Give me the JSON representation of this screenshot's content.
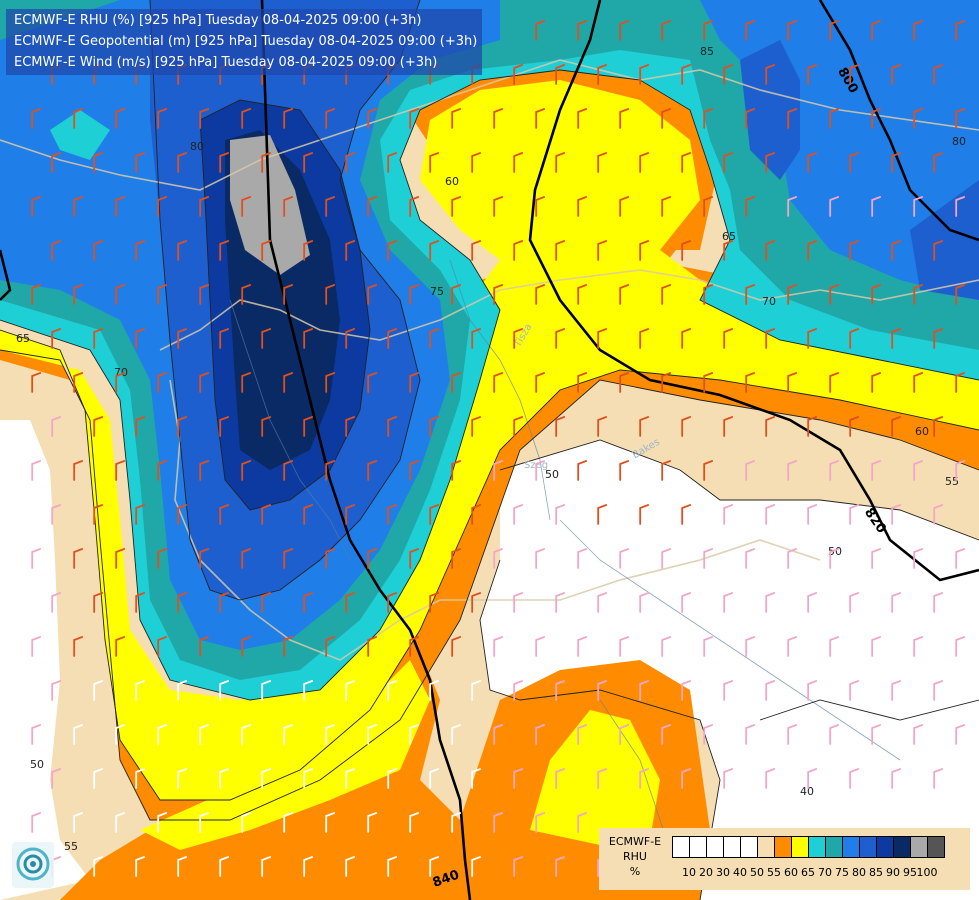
{
  "title_lines": [
    "ECMWF-E RHU (%) [925 hPa] Tuesday 08-04-2025 09:00 (+3h)",
    "ECMWF-E Geopotential (m) [925 hPa] Tuesday 08-04-2025 09:00 (+3h)",
    "ECMWF-E Wind (m/s) [925 hPa] Tuesday 08-04-2025 09:00 (+3h)"
  ],
  "legend": {
    "label_lines": [
      "ECMWF-E",
      "RHU",
      "%"
    ],
    "swatch_colors": [
      "#ffffff",
      "#ffffff",
      "#ffffff",
      "#ffffff",
      "#ffffff",
      "#f5deb3",
      "#ff8c00",
      "#ffff00",
      "#1ecfd6",
      "#20a8a8",
      "#1f7ee8",
      "#1e5fd0",
      "#0c3aa0",
      "#0a2a66",
      "#a9a9a9",
      "#555555"
    ],
    "ticks": [
      "10",
      "20",
      "30",
      "40",
      "50",
      "55",
      "60",
      "65",
      "70",
      "75",
      "80",
      "85",
      "90",
      "95",
      "100"
    ]
  },
  "geopotential_labels": [
    "800",
    "820",
    "840"
  ],
  "rhu_contour_labels": [
    "60",
    "65",
    "70",
    "75",
    "80",
    "85",
    "60",
    "55",
    "50",
    "50",
    "40",
    "50",
    "55",
    "65",
    "70",
    "80"
  ],
  "place_labels": [
    "Tisza",
    "Bakes",
    "Szeg"
  ],
  "colors": {
    "rhu_50": "#f5deb3",
    "rhu_60": "#ff8c00",
    "rhu_65": "#ffff00",
    "rhu_70": "#1ecfd6",
    "rhu_75": "#20a8a8",
    "rhu_80": "#1f7ee8",
    "rhu_85": "#1e5fd0",
    "rhu_90": "#0c3aa0",
    "rhu_95": "#0a2a66",
    "rhu_100": "#a9a9a9",
    "title_bg": "#1e46aa"
  }
}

> [Exercise instructions]
Every entry must be reproduced exactly, with the images left out.

> [Exercise answer]
Give me the JSON representation of this screenshot's content.
{
  "title_lines": [
    "ECMWF-E RHU (%) [925 hPa] Tuesday 08-04-2025 09:00 (+3h)",
    "ECMWF-E Geopotential (m) [925 hPa] Tuesday 08-04-2025 09:00 (+3h)",
    "ECMWF-E Wind (m/s) [925 hPa] Tuesday 08-04-2025 09:00 (+3h)"
  ],
  "legend": {
    "label_lines": [
      "ECMWF-E",
      "RHU",
      "%"
    ],
    "swatch_colors": [
      "#ffffff",
      "#ffffff",
      "#ffffff",
      "#ffffff",
      "#ffffff",
      "#f5deb3",
      "#ff8c00",
      "#ffff00",
      "#1ecfd6",
      "#20a8a8",
      "#1f7ee8",
      "#1e5fd0",
      "#0c3aa0",
      "#0a2a66",
      "#a9a9a9",
      "#555555"
    ],
    "ticks": [
      "10",
      "20",
      "30",
      "40",
      "50",
      "55",
      "60",
      "65",
      "70",
      "75",
      "80",
      "85",
      "90",
      "95",
      "100"
    ]
  },
  "geopotential_labels": [
    "800",
    "820",
    "840"
  ],
  "rhu_contour_labels": [
    "60",
    "65",
    "70",
    "75",
    "80",
    "85",
    "60",
    "55",
    "50",
    "50",
    "40",
    "50",
    "55",
    "65",
    "70",
    "80"
  ],
  "place_labels": [
    "Tisza",
    "Bakes",
    "Szeg"
  ],
  "colors": {
    "rhu_50": "#f5deb3",
    "rhu_60": "#ff8c00",
    "rhu_65": "#ffff00",
    "rhu_70": "#1ecfd6",
    "rhu_75": "#20a8a8",
    "rhu_80": "#1f7ee8",
    "rhu_85": "#1e5fd0",
    "rhu_90": "#0c3aa0",
    "rhu_95": "#0a2a66",
    "rhu_100": "#a9a9a9",
    "title_bg": "#1e46aa"
  }
}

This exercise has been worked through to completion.